▶ [WHAT THE EXERCISE ASKS] Find each line with the string "title" and report it.

▶ [SOURCE MATERIAL]
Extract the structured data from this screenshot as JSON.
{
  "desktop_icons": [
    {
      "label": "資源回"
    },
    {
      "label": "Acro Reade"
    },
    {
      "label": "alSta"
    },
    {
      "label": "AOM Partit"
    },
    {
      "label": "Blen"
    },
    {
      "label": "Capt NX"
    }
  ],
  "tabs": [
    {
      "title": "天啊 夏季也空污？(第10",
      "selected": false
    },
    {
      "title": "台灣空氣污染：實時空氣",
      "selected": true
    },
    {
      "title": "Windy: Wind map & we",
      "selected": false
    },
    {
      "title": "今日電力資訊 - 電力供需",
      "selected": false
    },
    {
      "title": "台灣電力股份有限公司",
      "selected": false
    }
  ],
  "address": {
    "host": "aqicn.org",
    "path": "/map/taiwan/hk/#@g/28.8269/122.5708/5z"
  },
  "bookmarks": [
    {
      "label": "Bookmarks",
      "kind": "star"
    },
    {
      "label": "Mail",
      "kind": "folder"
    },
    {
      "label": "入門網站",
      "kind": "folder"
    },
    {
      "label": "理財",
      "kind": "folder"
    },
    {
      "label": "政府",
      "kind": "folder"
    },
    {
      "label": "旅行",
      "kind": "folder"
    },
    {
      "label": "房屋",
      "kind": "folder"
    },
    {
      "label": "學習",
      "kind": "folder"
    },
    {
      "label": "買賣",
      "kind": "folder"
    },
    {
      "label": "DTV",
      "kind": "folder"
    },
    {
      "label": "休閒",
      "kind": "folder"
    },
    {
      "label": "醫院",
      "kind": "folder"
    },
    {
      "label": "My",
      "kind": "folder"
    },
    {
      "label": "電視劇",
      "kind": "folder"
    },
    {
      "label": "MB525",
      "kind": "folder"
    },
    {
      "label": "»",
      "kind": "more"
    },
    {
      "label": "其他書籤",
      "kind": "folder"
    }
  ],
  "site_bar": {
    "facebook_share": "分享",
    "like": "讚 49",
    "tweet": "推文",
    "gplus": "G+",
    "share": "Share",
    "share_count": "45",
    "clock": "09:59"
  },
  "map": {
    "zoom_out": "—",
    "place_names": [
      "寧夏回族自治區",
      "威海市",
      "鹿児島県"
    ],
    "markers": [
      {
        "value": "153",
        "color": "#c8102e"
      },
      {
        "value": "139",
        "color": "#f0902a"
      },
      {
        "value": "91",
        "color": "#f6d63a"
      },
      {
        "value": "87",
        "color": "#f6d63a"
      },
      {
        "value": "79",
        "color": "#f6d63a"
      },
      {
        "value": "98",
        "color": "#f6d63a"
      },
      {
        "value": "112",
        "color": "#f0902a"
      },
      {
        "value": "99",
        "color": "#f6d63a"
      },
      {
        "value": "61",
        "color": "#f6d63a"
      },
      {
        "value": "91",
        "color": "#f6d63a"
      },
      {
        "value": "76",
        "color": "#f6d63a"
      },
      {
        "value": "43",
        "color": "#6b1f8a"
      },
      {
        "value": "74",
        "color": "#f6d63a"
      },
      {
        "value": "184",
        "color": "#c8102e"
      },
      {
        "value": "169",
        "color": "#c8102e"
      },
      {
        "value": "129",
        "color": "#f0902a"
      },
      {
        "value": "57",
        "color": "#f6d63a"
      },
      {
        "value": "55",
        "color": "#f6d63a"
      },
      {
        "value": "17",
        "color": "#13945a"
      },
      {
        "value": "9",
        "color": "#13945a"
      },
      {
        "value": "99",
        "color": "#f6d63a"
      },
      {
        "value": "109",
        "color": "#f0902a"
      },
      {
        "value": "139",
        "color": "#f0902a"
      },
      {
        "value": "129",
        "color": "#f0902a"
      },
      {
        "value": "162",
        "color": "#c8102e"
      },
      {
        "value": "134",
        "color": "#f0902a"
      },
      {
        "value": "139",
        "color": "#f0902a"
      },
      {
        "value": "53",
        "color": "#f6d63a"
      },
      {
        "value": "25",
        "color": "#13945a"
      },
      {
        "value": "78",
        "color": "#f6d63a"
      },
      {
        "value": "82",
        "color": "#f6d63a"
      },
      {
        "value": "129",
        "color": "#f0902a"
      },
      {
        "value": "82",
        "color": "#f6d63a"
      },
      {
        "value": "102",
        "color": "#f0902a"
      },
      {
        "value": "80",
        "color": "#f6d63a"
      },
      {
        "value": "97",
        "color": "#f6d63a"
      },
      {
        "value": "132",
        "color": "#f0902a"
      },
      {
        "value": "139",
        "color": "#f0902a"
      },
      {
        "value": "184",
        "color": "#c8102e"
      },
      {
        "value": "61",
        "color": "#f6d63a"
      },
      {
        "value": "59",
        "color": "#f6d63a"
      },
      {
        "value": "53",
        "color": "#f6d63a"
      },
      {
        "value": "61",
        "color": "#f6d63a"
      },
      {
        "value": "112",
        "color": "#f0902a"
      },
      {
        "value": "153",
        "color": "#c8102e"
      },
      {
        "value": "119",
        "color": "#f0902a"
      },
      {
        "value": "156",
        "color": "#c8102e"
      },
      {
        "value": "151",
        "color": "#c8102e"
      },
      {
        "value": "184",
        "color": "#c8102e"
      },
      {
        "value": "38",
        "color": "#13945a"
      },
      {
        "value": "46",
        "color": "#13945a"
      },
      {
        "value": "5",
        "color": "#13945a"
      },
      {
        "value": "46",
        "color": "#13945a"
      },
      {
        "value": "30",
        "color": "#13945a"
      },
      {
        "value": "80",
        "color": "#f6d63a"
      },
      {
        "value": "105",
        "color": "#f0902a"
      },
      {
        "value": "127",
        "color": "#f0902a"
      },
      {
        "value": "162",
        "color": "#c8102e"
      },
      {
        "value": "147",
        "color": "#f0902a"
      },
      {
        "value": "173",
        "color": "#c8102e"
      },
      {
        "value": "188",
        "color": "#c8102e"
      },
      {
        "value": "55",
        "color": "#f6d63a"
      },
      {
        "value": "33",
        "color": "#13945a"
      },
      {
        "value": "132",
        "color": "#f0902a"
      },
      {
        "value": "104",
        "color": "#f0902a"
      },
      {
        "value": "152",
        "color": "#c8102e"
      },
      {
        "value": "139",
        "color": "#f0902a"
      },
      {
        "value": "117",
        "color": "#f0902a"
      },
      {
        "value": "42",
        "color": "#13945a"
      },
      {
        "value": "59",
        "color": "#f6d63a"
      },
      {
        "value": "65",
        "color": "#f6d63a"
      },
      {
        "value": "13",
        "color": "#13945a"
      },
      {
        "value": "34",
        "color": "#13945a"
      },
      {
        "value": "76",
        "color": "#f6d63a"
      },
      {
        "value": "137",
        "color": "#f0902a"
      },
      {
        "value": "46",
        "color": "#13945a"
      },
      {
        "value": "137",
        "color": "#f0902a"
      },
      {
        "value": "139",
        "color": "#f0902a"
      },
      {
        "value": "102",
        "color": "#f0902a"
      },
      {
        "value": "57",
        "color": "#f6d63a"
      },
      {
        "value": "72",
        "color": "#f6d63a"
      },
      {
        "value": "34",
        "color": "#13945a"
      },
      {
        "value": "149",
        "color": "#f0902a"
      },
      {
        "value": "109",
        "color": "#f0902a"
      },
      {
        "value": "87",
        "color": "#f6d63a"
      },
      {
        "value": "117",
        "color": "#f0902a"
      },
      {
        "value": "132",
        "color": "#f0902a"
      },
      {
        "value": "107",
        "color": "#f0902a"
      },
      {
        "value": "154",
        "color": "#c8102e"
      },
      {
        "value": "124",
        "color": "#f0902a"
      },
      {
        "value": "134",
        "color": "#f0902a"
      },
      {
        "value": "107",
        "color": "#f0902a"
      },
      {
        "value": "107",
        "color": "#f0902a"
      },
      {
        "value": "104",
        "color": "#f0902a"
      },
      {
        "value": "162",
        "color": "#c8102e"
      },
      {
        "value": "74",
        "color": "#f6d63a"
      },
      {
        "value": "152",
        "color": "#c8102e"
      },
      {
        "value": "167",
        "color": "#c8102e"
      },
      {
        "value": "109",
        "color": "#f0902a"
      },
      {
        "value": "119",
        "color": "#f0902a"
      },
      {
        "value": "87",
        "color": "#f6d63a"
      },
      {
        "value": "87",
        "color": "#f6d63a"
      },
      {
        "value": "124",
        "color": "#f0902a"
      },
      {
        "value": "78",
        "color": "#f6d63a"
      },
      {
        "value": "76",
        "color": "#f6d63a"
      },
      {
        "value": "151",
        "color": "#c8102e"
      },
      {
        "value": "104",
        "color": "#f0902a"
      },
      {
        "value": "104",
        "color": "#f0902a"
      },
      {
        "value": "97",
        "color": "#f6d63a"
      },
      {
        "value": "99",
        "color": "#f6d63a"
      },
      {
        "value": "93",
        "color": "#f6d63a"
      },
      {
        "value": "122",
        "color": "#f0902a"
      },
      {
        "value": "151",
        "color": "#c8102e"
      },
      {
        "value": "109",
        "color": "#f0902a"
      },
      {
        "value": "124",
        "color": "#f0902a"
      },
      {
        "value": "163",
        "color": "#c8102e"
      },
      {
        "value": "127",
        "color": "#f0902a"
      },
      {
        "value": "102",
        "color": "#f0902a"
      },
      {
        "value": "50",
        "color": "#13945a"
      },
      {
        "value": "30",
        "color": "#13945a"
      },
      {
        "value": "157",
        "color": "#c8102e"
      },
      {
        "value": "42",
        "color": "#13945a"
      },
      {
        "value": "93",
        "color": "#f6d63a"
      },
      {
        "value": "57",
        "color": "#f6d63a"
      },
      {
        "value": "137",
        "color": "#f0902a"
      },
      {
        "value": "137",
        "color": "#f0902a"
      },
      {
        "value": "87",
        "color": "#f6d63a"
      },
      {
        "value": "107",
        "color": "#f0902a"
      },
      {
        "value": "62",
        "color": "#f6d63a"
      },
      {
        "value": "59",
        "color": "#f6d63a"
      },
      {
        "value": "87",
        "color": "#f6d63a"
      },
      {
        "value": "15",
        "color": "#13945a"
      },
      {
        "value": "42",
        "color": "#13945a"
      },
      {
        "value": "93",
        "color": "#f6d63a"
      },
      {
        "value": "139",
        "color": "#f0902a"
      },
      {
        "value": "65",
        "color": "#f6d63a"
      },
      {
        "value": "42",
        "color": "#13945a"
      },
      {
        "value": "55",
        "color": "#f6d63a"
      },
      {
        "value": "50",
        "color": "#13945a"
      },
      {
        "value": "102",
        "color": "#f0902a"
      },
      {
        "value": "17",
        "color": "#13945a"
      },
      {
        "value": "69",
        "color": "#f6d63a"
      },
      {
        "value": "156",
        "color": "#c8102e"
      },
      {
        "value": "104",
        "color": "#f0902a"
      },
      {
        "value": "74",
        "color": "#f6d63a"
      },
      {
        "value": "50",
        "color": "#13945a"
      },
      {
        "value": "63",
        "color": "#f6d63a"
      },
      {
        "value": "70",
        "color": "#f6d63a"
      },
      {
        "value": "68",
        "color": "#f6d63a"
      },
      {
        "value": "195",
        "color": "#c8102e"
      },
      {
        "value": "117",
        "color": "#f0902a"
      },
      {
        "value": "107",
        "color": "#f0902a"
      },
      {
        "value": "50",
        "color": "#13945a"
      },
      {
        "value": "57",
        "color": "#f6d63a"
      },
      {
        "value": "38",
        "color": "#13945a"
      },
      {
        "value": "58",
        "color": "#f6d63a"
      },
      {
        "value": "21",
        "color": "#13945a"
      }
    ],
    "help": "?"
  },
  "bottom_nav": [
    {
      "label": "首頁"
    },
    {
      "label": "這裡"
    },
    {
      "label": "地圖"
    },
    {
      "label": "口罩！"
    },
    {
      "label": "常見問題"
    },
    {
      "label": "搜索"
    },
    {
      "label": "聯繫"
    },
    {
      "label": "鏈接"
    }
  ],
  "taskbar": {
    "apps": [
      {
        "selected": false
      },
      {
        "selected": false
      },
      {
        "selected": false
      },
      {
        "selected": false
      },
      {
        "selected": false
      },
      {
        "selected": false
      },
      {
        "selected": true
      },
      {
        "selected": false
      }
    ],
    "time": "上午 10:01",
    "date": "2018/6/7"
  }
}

▶ [WRITTEN ANSWER]
      "title": "天啊 夏季也空污？(第10",
      "title": "台灣空氣污染：實時空氣",
      "title": "Windy: Wind map & we",
      "title": "今日電力資訊 - 電力供需",
      "title": "台灣電力股份有限公司",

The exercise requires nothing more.